* _Task statement_: Copy out all lines in the data below containing the string "marker".

* _Records_:
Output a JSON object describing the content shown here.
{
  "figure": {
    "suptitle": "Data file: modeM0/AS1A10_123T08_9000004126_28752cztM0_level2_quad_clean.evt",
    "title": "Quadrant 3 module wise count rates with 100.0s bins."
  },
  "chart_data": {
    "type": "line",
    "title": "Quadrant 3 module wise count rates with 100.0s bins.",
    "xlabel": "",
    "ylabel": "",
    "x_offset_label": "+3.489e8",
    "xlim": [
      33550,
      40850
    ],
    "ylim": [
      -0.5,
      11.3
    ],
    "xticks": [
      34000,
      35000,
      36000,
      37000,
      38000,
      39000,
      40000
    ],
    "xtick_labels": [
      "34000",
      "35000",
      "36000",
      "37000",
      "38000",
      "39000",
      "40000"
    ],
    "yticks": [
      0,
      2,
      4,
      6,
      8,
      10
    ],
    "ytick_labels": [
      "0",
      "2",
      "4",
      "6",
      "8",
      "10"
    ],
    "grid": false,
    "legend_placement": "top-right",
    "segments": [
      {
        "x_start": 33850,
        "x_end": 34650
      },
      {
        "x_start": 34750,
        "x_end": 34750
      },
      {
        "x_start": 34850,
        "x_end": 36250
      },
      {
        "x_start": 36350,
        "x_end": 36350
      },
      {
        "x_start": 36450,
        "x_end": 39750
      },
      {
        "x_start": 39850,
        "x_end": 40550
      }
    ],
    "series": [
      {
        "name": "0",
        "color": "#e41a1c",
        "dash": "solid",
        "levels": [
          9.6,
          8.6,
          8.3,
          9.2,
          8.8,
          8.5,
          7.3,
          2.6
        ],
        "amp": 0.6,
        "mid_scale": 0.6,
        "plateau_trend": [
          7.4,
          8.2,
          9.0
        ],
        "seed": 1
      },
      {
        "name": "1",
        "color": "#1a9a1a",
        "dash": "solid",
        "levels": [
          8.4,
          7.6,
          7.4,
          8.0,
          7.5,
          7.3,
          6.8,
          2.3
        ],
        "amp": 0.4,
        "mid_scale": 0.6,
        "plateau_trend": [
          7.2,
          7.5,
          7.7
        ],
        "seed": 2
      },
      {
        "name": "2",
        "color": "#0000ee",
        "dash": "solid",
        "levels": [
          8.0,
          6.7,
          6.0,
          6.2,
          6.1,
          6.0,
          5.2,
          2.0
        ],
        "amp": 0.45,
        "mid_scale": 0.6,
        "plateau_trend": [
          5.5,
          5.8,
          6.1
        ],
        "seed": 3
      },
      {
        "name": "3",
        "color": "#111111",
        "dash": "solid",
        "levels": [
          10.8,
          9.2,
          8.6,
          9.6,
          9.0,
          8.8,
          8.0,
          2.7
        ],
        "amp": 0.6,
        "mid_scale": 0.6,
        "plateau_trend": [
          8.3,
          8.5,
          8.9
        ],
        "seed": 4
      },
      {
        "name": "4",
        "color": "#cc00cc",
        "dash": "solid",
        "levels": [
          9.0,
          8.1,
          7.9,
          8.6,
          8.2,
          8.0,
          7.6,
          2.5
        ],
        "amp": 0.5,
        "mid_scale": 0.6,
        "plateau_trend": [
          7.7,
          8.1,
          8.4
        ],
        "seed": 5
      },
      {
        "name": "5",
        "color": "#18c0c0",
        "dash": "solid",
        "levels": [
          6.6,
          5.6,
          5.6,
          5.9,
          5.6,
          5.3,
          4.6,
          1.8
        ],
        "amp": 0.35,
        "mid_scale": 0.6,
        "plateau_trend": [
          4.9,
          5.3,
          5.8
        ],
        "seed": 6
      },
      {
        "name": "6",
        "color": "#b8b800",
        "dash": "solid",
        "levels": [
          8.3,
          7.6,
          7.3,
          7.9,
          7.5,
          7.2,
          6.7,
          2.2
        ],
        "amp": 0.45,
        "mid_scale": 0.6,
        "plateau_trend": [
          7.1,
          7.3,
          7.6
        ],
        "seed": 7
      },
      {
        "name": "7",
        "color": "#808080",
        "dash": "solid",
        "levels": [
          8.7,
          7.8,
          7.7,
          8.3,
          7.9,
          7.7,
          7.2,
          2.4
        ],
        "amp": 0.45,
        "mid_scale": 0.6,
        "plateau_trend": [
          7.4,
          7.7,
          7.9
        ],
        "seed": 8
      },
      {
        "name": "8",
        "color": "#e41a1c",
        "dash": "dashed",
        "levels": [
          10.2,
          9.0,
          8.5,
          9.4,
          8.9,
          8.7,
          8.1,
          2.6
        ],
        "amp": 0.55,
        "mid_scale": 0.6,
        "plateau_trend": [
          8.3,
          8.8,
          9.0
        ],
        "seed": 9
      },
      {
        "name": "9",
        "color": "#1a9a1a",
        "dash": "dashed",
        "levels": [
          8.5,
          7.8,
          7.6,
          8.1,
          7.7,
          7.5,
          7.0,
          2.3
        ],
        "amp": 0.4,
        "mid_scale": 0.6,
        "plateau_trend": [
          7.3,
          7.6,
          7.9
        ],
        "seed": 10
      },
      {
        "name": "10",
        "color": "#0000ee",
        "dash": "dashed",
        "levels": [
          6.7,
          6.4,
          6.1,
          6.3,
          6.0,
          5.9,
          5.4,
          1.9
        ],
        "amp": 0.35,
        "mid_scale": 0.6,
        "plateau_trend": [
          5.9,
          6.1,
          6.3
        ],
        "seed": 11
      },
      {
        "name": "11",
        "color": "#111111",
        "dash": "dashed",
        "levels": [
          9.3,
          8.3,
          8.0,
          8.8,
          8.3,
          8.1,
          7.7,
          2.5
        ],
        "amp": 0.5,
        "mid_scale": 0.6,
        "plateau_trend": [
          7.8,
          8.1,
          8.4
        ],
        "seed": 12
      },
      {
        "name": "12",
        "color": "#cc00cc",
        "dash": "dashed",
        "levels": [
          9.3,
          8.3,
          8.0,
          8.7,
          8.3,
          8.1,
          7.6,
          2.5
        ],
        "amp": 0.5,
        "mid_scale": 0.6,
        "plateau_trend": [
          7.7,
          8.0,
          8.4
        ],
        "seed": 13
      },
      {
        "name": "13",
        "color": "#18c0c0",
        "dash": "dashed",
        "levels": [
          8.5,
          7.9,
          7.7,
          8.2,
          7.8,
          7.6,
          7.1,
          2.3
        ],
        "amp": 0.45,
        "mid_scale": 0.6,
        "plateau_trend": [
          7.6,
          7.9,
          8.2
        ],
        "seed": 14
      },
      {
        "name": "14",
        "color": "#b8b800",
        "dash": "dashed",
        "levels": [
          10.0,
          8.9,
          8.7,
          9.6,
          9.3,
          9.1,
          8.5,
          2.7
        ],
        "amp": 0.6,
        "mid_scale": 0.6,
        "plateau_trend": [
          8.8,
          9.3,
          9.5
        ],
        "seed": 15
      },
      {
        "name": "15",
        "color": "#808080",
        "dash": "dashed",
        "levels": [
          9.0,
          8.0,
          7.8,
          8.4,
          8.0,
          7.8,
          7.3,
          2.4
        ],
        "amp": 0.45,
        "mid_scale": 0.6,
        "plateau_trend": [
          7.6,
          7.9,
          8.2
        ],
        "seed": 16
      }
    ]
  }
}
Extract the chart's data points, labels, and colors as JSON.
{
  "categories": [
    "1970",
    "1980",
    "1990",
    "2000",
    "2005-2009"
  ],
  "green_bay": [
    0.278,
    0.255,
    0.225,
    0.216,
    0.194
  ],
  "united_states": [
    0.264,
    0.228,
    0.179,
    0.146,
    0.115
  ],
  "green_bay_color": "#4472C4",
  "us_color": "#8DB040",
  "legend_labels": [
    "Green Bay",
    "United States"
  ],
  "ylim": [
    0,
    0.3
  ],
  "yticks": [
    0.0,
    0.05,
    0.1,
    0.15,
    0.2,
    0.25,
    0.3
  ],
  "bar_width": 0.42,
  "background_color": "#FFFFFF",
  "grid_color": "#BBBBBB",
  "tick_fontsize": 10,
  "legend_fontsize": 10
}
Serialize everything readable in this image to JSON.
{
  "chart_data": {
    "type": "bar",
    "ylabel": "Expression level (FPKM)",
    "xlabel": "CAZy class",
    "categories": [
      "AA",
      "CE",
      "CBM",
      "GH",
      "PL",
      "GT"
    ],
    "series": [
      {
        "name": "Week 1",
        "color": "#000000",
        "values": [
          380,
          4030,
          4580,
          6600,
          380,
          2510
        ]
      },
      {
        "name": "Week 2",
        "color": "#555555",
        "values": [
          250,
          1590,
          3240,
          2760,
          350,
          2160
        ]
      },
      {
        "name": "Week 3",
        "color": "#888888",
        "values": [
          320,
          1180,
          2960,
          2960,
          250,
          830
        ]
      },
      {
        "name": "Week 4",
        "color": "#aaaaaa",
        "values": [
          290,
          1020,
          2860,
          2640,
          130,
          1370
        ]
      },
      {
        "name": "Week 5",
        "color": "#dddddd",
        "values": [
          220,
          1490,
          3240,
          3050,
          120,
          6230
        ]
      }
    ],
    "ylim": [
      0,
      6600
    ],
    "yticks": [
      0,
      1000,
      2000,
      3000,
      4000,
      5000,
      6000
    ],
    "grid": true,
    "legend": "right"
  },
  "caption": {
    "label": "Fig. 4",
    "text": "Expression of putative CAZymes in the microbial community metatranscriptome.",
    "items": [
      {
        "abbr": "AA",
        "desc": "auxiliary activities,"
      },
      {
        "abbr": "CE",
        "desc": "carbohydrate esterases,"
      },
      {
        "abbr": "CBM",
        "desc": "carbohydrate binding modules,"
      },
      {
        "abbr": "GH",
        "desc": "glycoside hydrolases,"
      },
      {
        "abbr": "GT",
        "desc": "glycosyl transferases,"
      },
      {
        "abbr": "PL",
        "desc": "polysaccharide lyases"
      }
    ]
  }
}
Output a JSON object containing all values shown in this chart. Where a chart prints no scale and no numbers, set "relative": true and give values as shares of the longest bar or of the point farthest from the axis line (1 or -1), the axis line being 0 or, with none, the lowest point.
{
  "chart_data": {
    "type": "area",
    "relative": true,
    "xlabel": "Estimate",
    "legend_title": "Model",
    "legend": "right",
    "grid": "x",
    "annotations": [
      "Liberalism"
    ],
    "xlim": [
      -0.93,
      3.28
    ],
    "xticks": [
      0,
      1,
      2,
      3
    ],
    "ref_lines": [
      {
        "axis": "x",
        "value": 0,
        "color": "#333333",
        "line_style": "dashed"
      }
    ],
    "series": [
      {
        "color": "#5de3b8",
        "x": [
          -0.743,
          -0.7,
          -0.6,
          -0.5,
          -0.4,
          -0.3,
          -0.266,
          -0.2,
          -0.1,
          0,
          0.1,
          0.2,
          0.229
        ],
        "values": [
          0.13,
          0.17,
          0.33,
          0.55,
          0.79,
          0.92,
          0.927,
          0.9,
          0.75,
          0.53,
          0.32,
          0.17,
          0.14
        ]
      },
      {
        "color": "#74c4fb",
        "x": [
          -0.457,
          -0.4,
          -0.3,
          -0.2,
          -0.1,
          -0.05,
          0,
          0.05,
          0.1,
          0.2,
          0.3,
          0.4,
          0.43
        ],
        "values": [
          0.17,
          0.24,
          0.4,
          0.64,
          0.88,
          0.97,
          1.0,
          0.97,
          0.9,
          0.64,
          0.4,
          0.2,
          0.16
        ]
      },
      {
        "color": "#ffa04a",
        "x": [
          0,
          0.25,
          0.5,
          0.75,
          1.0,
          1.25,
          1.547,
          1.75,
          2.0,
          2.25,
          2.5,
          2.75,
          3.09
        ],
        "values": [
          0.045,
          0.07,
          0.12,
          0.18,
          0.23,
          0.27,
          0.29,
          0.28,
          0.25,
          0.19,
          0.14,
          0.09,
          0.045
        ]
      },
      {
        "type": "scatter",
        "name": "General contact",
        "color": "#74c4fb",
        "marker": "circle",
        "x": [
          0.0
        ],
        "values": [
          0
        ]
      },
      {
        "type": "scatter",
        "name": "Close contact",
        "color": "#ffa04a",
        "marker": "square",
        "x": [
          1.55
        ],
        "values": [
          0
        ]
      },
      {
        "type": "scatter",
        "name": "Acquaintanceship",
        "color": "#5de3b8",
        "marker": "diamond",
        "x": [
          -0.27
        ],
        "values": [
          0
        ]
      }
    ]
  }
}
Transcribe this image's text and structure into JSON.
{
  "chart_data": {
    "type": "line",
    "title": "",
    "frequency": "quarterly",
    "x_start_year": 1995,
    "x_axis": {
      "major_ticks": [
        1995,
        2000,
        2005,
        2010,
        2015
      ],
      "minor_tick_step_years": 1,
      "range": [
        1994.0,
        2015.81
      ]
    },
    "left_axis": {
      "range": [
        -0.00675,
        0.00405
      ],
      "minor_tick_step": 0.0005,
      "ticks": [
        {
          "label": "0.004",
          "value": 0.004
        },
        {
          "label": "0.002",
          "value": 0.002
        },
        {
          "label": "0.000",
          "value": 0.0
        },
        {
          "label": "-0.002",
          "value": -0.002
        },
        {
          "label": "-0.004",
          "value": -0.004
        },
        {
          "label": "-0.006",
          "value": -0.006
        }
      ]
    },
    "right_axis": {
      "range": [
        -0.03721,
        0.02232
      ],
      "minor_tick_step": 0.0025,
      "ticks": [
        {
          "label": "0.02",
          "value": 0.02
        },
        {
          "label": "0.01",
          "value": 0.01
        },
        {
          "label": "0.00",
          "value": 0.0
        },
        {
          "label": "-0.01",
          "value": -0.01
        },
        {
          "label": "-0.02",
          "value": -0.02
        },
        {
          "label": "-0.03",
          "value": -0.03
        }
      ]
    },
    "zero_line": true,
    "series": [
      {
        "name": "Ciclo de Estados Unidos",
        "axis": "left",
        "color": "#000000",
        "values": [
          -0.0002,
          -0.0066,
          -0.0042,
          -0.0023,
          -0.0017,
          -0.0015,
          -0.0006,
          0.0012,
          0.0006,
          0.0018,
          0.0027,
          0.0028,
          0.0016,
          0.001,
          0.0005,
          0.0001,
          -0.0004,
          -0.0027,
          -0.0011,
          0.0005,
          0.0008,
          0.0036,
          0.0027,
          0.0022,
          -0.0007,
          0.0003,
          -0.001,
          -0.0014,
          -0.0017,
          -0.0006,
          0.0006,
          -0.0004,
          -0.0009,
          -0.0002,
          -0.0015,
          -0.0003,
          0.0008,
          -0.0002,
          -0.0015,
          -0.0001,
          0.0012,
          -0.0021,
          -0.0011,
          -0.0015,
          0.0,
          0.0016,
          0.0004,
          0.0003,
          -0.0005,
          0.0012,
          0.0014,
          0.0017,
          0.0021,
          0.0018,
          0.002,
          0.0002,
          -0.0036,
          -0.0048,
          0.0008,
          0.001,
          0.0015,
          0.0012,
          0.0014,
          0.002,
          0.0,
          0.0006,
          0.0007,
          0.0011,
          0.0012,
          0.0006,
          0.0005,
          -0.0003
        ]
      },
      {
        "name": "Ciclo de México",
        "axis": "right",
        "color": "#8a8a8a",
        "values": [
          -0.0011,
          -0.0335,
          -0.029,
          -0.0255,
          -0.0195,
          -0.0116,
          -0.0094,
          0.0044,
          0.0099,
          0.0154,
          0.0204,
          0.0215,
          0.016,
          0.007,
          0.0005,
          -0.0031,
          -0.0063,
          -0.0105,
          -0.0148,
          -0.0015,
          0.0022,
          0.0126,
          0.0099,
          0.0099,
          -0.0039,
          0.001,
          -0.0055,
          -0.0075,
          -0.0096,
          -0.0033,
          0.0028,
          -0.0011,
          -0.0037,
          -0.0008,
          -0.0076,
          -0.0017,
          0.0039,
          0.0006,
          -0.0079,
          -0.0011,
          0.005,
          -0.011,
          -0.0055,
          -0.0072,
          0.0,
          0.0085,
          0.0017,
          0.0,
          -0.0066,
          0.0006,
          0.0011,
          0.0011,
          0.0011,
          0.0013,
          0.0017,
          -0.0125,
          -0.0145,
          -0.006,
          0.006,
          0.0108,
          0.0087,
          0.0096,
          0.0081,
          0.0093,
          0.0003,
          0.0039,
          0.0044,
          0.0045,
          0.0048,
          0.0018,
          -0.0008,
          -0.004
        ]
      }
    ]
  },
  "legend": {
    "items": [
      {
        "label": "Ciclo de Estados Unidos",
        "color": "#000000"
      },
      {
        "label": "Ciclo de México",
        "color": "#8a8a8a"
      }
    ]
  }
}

* _The result_:
        "marker": "circle",
        "marker": "square",
        "marker": "diamond",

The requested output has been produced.